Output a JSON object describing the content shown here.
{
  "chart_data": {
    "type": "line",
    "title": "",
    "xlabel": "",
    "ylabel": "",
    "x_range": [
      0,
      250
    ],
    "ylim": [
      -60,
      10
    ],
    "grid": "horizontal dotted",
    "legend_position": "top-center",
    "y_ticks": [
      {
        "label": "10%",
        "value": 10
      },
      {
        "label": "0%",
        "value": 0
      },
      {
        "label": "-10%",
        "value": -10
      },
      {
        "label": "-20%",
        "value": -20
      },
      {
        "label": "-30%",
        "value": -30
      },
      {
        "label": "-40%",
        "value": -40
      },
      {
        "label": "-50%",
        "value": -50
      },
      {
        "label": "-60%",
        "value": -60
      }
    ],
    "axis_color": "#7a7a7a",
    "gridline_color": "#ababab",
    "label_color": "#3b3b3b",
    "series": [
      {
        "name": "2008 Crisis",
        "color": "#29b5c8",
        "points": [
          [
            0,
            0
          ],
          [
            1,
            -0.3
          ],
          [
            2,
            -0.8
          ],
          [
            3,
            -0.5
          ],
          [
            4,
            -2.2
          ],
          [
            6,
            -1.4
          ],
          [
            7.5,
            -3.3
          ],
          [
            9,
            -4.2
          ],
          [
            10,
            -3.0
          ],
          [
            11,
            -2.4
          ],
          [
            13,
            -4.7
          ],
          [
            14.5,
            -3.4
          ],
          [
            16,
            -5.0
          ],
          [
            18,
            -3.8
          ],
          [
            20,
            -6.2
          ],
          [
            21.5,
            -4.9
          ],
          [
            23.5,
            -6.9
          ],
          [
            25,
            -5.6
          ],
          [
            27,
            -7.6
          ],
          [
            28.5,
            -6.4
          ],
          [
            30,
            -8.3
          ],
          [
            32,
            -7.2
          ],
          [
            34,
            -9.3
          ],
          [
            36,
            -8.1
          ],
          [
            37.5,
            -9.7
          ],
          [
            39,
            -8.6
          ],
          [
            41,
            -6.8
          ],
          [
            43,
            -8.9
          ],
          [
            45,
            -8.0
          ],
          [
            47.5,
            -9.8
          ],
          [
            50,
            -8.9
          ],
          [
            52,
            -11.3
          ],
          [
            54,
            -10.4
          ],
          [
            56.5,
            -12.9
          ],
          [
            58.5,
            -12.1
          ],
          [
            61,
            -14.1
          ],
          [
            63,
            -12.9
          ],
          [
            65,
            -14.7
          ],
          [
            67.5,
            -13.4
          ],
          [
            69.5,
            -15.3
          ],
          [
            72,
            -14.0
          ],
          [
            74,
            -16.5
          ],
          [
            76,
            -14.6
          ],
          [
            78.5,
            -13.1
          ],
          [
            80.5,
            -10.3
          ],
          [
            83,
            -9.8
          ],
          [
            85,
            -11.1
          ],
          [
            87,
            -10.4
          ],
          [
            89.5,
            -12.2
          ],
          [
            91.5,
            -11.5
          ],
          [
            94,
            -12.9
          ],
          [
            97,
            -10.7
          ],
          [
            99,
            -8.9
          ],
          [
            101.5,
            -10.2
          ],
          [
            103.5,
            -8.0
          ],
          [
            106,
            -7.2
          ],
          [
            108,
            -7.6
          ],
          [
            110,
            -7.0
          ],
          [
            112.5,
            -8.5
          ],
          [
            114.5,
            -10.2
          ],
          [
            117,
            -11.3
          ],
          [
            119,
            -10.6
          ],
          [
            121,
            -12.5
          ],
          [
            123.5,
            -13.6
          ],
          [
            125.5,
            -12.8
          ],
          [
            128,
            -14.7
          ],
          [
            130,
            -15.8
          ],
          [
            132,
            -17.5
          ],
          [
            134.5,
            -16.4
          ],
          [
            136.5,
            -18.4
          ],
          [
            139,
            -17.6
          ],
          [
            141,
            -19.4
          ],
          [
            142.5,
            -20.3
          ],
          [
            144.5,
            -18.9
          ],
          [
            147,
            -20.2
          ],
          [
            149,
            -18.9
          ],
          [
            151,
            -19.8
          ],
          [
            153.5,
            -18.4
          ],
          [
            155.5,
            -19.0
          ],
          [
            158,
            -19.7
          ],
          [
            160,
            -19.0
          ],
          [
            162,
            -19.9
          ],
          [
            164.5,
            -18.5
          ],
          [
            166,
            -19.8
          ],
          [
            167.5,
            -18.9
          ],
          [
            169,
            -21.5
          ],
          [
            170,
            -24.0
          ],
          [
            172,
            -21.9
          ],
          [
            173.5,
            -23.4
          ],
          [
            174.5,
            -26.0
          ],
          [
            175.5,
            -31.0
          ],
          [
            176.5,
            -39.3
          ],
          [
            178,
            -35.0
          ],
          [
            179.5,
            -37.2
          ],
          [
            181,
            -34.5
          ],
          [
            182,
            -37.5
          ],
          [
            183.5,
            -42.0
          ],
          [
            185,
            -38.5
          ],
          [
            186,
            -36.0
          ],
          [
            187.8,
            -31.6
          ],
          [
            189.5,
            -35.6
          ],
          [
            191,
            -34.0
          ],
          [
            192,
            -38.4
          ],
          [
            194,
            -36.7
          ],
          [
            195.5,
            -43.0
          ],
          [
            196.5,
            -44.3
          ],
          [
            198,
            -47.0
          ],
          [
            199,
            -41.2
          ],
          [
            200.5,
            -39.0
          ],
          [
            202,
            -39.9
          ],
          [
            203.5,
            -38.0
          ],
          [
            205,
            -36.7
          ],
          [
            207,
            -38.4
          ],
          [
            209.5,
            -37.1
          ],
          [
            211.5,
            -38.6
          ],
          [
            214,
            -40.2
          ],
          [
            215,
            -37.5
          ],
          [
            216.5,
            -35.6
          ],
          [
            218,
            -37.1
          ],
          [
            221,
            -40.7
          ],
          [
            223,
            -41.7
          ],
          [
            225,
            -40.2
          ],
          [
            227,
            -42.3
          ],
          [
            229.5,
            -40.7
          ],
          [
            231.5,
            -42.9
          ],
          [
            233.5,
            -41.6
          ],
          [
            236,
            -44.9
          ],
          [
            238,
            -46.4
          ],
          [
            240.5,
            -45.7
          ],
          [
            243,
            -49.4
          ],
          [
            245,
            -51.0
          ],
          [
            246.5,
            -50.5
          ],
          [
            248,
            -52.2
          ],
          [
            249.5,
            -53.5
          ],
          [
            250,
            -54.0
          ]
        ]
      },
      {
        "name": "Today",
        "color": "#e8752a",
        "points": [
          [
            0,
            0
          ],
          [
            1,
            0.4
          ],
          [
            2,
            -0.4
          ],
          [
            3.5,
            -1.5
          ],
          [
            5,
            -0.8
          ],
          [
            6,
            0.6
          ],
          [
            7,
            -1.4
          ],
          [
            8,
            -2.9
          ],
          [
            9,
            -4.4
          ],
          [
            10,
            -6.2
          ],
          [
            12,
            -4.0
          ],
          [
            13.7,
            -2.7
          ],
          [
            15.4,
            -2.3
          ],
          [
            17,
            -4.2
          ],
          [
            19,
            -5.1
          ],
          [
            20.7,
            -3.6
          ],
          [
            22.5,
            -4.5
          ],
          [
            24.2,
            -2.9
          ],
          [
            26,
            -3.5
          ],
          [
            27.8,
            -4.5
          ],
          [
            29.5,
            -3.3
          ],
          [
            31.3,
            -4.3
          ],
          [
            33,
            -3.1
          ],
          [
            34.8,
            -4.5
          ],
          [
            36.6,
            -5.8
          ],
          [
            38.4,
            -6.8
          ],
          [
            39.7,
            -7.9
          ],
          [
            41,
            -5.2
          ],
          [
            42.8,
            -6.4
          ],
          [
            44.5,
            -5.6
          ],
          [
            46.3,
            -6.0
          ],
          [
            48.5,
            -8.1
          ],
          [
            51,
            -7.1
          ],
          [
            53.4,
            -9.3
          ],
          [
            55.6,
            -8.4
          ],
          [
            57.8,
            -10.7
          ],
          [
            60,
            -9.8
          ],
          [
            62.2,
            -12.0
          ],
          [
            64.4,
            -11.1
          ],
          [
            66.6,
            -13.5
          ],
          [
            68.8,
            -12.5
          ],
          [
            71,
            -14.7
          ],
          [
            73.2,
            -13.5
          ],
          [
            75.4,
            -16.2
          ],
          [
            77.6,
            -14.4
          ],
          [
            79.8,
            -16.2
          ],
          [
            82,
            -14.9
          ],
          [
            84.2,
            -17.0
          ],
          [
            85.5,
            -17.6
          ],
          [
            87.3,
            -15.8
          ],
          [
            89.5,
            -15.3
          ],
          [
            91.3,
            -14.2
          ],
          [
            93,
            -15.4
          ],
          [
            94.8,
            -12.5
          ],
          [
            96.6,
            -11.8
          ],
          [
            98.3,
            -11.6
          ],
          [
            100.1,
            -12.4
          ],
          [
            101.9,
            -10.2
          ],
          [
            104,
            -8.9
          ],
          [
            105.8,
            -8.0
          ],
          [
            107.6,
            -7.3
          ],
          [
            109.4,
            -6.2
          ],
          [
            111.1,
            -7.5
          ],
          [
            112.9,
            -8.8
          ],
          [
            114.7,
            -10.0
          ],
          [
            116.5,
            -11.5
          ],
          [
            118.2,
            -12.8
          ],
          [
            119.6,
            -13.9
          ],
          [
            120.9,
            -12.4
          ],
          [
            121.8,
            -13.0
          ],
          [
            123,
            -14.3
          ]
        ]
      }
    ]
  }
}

▸ **Work to do**:
Whenever "value" turns up in a line, pick that line out.

▸ **Written solution**:
        "value": 10
        "value": 0
        "value": -10
        "value": -20
        "value": -30
        "value": -40
        "value": -50
        "value": -60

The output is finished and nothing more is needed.